En el texto sobre la Selección Argentina que aparece abajo, convierte en una lista breve el párrafo que empieza con "Nunca antes en la historia del fútbol argentino", sin perder sus datos principales.

Texto proporcionado:
---

La Selección Argentina afrontará la Copa del Mundo 2026 en un escenario inédito: el equipo dirigido por Lionel Scaloni no habrá enfrentado a ningún rival europeo en todo el ciclo previo. La cancelación de la Finalissima contra España y la falta de fechas FIFA disponibles dejaron a la Albiceleste sin el tradicional “roce” con selecciones de la UEFA, un hecho que preocupa de cara a la defensa del título.
Un vacío histórico en la preparación
Nunca antes en la historia del fútbol argentino un ciclo mundialista se cerró sin partidos contra europeos. La imposibilidad de disputar la Finalissima en Qatar —debido al conflicto en Medio Oriente— y el fracaso de las negociaciones entre la AFA y la UEFA para trasladar el encuentro a Madrid o Roma terminaron por sellar el desenlace. El calendario se completará únicamente con amistosos frente a rivales de Conmebol, Asia y África.

---

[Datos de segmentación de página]
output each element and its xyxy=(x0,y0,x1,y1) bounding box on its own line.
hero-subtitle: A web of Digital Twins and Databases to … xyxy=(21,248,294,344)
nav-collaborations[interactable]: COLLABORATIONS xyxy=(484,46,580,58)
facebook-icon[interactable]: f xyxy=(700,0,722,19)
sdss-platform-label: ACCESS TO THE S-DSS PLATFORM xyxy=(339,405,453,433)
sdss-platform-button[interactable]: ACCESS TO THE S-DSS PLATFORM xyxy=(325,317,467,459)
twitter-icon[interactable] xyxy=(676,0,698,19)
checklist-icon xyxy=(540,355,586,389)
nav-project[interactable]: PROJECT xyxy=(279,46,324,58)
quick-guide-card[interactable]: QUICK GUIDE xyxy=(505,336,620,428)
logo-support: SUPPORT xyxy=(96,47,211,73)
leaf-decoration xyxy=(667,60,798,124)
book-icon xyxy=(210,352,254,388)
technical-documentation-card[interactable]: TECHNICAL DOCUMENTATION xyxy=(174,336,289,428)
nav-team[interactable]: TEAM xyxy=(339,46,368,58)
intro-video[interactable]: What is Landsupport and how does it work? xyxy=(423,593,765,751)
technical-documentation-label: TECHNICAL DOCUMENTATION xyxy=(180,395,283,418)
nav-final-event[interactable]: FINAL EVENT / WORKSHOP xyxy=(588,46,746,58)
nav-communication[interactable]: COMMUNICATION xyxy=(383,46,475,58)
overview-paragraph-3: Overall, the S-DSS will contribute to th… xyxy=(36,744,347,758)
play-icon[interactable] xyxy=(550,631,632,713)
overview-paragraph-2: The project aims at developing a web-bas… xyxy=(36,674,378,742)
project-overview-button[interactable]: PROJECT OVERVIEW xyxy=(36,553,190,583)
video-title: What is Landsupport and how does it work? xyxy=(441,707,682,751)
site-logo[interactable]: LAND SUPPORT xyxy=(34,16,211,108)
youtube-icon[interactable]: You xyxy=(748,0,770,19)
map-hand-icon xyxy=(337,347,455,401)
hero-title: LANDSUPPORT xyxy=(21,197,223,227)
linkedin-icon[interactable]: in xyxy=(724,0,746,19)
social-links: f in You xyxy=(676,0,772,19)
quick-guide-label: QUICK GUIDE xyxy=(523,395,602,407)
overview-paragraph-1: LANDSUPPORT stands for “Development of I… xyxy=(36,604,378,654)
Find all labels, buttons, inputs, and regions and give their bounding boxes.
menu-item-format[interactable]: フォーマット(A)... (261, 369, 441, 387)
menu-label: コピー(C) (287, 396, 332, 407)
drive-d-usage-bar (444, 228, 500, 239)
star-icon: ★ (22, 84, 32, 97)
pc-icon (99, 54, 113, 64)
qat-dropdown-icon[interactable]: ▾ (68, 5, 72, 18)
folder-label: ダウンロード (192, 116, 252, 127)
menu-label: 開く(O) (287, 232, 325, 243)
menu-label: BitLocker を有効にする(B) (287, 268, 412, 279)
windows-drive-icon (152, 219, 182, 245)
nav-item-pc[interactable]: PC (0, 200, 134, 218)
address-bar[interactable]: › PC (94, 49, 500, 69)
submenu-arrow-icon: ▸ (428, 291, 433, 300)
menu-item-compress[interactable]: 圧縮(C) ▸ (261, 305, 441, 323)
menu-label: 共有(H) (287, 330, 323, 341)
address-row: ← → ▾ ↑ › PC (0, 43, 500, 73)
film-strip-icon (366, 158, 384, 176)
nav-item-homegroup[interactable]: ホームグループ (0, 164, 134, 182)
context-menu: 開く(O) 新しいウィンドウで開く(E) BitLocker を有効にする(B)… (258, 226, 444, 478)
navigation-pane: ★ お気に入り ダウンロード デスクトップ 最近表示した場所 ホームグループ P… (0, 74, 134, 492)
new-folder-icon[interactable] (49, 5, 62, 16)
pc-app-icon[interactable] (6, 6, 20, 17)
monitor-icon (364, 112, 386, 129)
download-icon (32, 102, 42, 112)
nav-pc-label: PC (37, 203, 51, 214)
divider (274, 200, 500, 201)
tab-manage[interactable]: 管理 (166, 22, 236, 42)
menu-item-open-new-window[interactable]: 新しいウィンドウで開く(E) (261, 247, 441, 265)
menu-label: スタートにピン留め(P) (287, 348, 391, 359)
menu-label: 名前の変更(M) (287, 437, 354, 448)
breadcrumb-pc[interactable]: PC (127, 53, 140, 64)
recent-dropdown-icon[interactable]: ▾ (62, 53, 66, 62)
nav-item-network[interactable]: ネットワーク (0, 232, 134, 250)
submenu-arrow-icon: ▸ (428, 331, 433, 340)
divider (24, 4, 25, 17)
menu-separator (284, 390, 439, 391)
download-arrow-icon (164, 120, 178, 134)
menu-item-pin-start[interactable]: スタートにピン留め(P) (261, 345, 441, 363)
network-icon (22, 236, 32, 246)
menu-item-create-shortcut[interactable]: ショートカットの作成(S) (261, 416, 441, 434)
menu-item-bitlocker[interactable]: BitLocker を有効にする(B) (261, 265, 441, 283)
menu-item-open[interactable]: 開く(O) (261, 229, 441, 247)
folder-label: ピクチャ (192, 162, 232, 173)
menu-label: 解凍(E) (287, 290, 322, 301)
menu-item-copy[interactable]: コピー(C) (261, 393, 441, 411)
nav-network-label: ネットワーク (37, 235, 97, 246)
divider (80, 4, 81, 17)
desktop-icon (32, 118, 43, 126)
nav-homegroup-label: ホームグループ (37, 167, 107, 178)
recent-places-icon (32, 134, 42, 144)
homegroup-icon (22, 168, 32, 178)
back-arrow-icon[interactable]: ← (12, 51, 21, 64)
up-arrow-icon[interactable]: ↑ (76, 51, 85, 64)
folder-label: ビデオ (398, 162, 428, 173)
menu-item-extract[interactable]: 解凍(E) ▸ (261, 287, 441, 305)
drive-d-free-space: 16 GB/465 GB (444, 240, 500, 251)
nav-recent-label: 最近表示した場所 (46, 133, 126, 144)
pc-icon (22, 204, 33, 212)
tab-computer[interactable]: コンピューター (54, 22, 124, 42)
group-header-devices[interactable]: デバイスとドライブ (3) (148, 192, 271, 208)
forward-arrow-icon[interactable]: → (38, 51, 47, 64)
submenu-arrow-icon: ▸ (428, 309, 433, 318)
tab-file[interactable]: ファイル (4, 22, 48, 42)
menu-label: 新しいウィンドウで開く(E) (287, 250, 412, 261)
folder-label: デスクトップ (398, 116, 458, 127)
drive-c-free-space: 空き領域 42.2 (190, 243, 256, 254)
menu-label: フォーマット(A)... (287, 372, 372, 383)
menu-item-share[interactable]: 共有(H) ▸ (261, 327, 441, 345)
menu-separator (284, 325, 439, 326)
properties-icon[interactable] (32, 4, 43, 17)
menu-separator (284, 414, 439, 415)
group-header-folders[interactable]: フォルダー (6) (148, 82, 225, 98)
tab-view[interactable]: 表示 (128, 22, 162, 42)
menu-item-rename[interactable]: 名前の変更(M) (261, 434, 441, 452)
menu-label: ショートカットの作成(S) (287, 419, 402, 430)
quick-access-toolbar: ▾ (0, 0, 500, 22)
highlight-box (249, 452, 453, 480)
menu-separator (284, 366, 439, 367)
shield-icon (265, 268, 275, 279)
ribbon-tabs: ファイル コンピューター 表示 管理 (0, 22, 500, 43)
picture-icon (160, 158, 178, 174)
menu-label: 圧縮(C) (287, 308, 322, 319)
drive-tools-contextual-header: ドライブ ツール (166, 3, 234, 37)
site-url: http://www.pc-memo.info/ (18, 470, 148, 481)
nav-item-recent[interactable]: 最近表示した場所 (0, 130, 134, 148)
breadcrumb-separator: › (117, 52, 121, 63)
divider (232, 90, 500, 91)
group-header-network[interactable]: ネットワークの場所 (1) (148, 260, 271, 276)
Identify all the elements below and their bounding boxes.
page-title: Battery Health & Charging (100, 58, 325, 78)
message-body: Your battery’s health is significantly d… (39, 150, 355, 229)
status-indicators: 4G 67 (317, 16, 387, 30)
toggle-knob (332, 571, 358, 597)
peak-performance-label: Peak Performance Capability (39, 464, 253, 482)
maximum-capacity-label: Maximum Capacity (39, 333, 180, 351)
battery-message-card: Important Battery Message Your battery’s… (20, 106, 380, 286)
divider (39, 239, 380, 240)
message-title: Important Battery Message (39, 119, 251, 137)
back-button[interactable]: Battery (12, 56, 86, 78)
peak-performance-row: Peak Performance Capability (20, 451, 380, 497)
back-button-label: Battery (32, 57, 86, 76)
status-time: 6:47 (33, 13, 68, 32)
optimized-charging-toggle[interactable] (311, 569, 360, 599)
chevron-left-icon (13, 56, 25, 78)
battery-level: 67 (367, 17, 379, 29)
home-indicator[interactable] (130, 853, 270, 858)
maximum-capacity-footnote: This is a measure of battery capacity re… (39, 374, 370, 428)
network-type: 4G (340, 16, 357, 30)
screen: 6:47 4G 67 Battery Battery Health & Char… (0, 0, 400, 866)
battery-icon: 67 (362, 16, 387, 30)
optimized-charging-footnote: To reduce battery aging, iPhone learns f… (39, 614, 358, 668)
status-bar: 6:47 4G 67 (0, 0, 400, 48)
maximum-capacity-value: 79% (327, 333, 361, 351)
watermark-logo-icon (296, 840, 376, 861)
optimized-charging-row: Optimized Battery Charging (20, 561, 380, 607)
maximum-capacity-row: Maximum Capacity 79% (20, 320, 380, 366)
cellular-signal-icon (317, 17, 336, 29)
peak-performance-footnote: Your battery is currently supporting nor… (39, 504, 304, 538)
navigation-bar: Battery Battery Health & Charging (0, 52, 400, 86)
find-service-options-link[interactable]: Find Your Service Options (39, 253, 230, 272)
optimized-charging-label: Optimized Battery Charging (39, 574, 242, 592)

---

Respuesta:
- Es la primera vez en la historia del fútbol argentino que un ciclo mundialista termina sin partidos contra selecciones europeas.
- La Finalissima no pudo jugarse en Qatar por el conflicto en Medio Oriente.
- Las negociaciones entre la AFA y la UEFA para llevar el partido a Madrid o Roma fracasaron.
- El calendario se completará solo con amistosos ante rivales de Conmebol, Asia y África.